**Task details:**
Which lines contain the word "учета"? Return each of them as written.

**Given records:**

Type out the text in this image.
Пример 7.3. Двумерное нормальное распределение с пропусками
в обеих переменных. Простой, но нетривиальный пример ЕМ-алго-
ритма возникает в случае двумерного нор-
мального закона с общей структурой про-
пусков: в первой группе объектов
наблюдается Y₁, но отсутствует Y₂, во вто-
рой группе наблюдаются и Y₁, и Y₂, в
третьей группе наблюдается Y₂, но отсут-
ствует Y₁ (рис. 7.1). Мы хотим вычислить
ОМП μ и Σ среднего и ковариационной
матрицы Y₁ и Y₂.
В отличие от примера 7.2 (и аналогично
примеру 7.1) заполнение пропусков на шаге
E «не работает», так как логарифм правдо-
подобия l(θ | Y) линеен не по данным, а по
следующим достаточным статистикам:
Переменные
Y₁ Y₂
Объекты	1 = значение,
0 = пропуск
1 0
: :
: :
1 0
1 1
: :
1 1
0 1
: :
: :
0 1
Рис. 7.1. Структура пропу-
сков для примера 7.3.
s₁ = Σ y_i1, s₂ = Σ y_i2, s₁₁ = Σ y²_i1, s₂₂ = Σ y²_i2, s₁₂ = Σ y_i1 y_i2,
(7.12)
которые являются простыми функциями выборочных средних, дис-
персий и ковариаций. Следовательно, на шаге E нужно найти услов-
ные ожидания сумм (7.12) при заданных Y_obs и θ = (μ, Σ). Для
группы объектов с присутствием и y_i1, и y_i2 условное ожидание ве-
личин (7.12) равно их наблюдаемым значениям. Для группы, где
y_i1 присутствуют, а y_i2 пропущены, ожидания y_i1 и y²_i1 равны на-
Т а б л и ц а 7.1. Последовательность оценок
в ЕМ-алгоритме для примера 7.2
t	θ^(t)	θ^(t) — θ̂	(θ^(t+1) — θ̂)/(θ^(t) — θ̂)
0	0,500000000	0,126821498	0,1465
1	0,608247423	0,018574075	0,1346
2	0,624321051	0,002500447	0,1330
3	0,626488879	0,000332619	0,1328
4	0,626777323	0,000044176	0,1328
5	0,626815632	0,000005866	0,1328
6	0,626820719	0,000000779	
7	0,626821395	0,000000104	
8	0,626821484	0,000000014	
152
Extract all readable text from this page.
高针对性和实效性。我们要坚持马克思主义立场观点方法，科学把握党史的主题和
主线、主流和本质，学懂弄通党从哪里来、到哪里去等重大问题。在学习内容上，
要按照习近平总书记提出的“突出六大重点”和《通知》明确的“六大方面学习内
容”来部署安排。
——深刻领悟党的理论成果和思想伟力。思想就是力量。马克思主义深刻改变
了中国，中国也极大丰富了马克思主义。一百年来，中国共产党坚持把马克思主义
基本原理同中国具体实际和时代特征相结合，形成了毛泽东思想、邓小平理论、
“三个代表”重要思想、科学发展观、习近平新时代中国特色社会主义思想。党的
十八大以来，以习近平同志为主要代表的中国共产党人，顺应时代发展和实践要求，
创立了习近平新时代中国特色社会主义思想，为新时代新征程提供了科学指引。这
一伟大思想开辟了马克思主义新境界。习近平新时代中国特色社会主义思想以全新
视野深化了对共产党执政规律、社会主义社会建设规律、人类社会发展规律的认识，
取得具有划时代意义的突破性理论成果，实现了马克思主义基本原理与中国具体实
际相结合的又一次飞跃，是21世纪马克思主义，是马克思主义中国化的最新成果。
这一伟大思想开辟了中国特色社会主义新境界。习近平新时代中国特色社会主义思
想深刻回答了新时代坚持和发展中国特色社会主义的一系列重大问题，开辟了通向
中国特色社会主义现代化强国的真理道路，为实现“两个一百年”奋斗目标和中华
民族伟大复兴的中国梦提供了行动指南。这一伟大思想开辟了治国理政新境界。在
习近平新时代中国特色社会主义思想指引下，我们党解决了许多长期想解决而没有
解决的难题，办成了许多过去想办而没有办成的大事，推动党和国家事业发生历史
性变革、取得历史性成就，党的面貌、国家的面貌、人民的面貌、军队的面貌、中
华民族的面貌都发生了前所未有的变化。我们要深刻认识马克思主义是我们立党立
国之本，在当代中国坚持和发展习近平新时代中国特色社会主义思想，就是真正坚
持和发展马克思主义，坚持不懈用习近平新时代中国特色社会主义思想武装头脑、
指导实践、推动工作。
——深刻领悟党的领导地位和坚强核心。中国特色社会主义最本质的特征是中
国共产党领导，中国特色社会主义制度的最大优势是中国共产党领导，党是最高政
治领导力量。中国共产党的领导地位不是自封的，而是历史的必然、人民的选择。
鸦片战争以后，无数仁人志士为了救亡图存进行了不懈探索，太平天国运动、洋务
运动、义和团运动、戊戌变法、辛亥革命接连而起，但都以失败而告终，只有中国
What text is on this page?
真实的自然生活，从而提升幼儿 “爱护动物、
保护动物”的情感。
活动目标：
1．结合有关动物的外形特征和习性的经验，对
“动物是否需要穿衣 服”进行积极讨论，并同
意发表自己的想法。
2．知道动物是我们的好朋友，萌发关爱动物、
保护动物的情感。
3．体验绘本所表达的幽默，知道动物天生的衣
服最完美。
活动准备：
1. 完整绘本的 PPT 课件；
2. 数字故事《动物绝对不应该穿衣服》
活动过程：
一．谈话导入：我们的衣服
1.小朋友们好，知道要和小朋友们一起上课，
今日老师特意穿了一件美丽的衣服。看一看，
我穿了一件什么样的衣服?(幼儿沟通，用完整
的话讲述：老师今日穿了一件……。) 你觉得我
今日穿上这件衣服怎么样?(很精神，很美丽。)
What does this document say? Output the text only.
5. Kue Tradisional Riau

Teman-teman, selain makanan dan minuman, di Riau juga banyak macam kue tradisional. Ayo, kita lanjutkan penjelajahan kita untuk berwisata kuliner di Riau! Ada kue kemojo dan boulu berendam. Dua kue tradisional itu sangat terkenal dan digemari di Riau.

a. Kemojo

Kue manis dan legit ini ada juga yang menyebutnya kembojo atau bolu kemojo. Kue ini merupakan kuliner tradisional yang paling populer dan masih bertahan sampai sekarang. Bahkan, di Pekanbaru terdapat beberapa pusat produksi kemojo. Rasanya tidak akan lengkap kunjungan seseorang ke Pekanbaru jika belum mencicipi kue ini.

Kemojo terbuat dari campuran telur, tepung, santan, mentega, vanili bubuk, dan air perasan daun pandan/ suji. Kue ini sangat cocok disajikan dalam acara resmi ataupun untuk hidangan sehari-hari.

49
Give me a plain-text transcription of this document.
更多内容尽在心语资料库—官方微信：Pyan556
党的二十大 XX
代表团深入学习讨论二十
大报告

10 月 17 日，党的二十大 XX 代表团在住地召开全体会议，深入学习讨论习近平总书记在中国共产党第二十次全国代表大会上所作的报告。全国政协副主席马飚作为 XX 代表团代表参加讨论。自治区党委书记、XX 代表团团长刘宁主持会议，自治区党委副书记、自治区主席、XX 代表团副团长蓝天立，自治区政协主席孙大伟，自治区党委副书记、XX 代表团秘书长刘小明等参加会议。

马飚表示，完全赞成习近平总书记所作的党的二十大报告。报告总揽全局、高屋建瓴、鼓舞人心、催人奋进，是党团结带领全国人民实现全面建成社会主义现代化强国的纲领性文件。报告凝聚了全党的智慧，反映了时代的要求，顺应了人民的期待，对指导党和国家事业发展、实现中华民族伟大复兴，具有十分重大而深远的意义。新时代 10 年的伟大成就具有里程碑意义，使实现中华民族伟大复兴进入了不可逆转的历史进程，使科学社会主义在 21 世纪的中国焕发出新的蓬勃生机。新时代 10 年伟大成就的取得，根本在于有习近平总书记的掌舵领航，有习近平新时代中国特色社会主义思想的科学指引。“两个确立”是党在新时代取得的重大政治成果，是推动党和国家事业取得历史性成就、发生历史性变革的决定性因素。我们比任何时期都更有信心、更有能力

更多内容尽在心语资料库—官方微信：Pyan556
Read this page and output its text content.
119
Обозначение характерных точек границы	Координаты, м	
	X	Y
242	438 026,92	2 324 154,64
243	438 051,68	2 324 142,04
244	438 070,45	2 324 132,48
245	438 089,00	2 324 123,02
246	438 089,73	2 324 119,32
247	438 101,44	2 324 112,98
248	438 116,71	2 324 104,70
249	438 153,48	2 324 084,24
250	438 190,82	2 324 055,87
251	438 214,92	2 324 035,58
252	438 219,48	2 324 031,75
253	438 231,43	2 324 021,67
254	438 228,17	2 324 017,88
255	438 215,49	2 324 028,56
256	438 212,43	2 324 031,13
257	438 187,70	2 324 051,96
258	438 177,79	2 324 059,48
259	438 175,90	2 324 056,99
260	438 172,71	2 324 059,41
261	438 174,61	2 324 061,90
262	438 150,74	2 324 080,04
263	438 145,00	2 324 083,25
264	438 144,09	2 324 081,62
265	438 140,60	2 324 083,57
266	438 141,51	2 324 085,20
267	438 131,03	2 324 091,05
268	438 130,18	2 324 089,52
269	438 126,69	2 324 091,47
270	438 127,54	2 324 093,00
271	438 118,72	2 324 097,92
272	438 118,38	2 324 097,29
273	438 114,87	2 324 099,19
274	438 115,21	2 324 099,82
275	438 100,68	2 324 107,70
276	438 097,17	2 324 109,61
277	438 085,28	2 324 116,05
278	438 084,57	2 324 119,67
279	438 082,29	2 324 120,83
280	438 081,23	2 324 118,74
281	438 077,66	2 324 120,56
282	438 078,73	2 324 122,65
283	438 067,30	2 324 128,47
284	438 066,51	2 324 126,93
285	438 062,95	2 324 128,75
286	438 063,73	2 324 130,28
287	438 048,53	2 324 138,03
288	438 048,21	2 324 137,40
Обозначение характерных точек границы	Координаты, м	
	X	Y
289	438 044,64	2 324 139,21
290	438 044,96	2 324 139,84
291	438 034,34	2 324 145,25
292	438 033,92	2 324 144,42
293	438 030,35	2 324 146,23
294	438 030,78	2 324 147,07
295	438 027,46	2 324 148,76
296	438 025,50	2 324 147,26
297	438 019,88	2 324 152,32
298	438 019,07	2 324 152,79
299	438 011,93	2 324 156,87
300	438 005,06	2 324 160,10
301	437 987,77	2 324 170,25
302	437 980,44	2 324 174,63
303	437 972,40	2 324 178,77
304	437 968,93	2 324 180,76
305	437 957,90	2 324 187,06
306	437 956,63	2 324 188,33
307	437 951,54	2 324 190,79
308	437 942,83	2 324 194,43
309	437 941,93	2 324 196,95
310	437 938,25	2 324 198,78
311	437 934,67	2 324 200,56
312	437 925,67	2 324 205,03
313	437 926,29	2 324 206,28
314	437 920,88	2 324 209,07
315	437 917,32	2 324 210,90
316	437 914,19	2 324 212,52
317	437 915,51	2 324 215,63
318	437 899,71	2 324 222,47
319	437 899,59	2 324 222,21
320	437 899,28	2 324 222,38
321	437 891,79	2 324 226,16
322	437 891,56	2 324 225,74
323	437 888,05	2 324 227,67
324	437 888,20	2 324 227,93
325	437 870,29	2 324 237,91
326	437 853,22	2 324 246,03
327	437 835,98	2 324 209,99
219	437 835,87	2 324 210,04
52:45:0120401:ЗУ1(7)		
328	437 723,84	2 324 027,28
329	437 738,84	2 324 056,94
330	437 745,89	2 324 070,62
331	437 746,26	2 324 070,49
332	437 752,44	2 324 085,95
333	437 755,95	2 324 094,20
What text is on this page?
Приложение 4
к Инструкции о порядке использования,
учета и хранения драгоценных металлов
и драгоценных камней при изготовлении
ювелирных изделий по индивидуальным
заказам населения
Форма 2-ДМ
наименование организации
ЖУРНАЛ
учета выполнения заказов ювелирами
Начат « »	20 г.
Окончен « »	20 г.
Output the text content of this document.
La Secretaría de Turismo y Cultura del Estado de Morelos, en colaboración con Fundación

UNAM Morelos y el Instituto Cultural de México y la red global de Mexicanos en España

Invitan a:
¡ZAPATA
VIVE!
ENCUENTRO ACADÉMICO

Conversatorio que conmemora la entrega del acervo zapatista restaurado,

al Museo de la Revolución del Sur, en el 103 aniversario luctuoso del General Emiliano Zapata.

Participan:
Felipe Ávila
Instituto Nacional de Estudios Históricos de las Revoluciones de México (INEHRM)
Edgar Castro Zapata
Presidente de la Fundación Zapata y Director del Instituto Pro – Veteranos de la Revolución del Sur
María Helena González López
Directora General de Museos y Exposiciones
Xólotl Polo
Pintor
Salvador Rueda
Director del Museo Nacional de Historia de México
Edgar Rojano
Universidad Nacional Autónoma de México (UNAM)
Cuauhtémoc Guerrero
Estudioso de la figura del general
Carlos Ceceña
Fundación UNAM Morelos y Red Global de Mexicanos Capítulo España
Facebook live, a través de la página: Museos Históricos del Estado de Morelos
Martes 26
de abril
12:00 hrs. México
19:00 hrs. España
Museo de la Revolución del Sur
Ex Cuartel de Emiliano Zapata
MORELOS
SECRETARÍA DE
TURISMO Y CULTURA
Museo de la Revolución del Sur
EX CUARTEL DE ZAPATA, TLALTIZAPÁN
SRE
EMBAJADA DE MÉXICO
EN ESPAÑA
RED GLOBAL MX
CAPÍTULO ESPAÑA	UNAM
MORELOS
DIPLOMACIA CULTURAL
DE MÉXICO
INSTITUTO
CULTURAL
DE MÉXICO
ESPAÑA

**Solution for this exercise:**
учета и хранения драгоценных металлов
учета выполнения заказов ювелирами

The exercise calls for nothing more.